The request
Below are the entries; count the lines in them that contain the word "JSON" and give only the number.

Material provided
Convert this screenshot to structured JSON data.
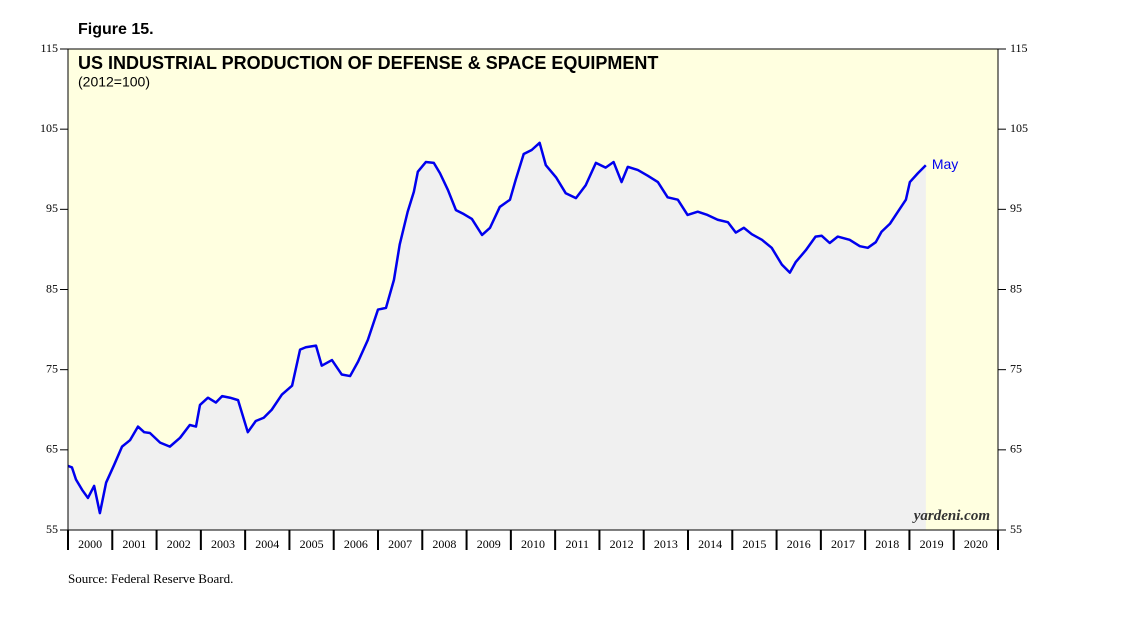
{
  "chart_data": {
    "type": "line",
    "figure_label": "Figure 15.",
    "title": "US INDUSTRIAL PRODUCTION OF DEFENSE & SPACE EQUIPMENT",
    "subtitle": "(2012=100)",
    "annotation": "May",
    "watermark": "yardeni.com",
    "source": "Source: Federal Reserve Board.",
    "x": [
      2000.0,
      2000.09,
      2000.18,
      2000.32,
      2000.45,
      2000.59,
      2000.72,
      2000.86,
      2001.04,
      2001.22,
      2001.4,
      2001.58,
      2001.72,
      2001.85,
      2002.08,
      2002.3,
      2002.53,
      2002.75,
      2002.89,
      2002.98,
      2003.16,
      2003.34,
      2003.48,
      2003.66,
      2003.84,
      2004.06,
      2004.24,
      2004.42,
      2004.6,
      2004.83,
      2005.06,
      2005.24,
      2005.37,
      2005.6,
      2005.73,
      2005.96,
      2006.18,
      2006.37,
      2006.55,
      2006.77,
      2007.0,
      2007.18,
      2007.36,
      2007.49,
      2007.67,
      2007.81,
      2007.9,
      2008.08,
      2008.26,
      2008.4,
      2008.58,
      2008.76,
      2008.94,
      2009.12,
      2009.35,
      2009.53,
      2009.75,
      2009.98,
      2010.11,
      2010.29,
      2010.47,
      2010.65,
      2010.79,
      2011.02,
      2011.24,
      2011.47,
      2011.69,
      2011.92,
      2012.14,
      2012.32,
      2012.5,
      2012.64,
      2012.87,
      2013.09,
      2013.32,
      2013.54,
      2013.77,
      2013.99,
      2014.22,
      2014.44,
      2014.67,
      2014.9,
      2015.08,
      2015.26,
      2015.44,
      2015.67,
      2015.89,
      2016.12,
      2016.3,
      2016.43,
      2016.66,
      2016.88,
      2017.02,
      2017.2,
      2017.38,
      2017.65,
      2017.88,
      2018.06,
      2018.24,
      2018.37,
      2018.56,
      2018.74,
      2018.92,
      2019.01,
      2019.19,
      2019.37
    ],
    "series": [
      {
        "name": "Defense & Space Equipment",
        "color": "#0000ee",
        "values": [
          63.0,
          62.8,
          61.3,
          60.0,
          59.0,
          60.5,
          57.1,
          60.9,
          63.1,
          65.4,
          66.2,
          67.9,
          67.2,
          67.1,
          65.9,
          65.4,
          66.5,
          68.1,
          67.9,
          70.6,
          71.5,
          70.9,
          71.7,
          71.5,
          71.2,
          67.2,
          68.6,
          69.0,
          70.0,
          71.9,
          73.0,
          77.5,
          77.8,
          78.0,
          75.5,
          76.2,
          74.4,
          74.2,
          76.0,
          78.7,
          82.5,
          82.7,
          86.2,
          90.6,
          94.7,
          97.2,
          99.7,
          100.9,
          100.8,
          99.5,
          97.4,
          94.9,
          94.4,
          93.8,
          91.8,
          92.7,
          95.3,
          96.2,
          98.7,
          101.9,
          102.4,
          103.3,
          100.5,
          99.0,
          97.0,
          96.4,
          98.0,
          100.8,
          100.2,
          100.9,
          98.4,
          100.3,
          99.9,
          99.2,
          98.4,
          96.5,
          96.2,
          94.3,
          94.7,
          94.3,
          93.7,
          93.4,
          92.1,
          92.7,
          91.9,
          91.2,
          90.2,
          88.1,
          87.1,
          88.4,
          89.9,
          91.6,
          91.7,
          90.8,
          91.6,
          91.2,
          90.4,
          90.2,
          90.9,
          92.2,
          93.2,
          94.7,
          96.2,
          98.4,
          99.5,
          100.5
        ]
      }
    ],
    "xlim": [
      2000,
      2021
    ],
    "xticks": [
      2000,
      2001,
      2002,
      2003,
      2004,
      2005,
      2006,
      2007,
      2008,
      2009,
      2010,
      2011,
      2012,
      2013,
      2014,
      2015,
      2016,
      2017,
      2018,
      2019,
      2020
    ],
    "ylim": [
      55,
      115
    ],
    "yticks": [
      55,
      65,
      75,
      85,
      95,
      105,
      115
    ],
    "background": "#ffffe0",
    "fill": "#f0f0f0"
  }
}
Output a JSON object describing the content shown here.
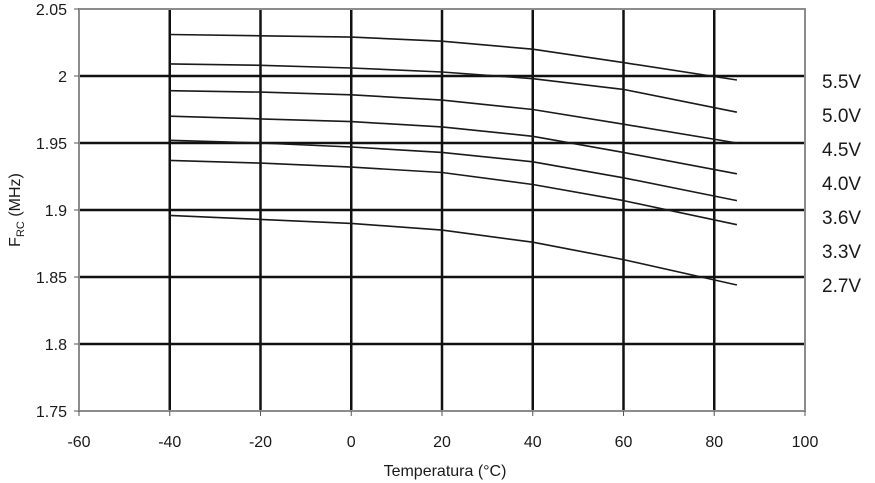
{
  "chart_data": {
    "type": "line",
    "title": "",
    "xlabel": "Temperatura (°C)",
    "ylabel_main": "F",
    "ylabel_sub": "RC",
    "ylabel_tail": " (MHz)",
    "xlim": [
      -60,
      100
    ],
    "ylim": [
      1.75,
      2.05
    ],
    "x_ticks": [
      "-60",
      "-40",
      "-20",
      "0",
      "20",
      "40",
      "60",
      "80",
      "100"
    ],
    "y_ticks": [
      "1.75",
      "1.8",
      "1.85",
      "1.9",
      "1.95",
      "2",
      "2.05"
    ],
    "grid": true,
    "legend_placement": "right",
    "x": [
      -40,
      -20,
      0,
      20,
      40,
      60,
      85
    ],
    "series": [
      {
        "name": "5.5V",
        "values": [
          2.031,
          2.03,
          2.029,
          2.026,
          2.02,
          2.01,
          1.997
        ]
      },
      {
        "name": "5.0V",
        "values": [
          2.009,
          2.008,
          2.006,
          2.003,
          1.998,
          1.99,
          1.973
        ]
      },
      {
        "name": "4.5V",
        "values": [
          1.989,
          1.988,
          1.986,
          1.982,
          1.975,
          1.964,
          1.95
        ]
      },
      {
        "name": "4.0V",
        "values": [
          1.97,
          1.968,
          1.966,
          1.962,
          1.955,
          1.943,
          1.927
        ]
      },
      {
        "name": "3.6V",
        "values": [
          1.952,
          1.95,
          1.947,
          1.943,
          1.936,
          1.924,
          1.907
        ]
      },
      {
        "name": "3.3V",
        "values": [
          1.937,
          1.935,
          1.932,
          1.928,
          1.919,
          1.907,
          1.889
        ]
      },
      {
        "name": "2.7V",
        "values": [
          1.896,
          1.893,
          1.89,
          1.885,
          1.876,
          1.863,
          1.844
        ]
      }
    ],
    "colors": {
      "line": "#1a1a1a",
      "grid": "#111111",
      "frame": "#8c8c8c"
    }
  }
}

Final result
2